We have been interested in the preparation of heterometallic alkoxides of early transition metals (TM) as precursors for nitrogen fixation catalysts1 because some vanadium, iron and titanium complexes with O-donor ligands have demonstrated N2 chemistry.2,3 This work extends our previous reports on self-assembled early TM polynuclear systems.4

Although titanium alkoxides have been studied since the 40s, the remarkable variety of structural arrangements and synthetic approaches makes the search of general features a challenge to the inorganic chemist. Vanadium(III) and -(IV) alkoxides, on the other hand, are much less understood. The few reports on VIII alkoxides and alcoholates leave open many questions on their real structure.5 Vanadium(IV) haloalkoxide alcoholates, VCl2(OR)2·ROH, were prepared in 1950 by reaction of VCl4 with alcohols, in early attempts to obtain the elusive non-oxo vanadium(IV) alkoxides, [V(OR)4].6 These were later prepared by other methods.7 Vanadyl(IV) haloalkoxides were isolated from the reduction of [VO2Cl2]- by alcohol, and the persistence of the binuclear {V2O2} core in the products led to questions on earlier interpretations of reactivity patterns based on mononuclear oxovanadium sites.8

This work describes the high-yield preparation of a novel titanium(IV) binuclear chloroisopropoxide complex, [{TiCl(OPri)2(PriOH)}2(m-OPr i)2] (1), together with the first mononuclear vanadyl(IV) chloroalcoholate to be reported, [VCl(O)(HOPri)4]Cl (2). A third crystalline product (3) was obtained from the same reaction, and an unrefined crystal structure determination suggests a polynuclear ionic structure containing both titanium(IV) and vanadium(IV).

__Written task__
Reproduce verbatim the portion of the alkoxide text that starts at "This work describes" and stops after "titanium(IV) and vanadium(IV).".

__Material provided__
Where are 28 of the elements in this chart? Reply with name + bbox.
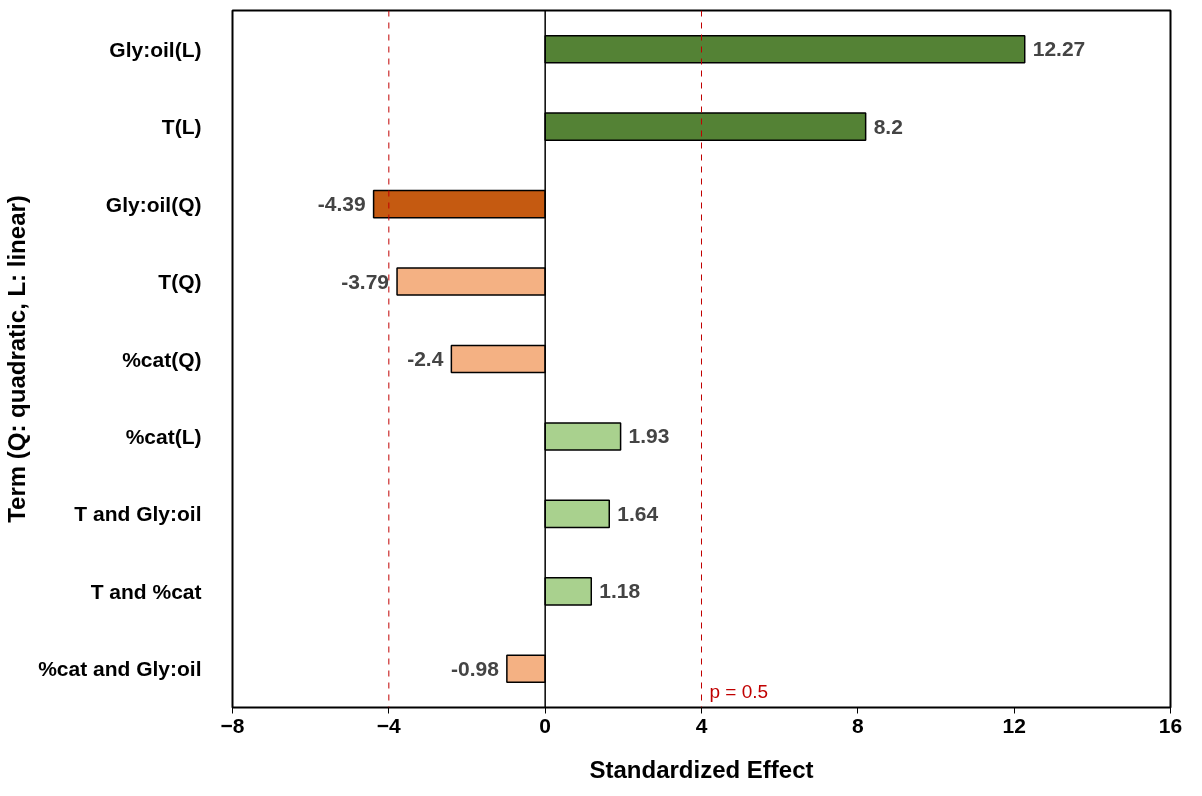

__The output__
This work describes the high-yield preparation of a novel titanium(IV) binuclear chloroisopropoxide complex, [{TiCl(OPri)2(PriOH)}2(m-OPr i)2] (1), together with the first mononuclear vanadyl(IV) chloroalcoholate to be reported, [VCl(O)(HOPri)4]Cl (2). A third crystalline product (3) was obtained from the same reaction, and an unrefined crystal structure determination suggests a polynuclear ionic structure containing both titanium(IV) and vanadium(IV).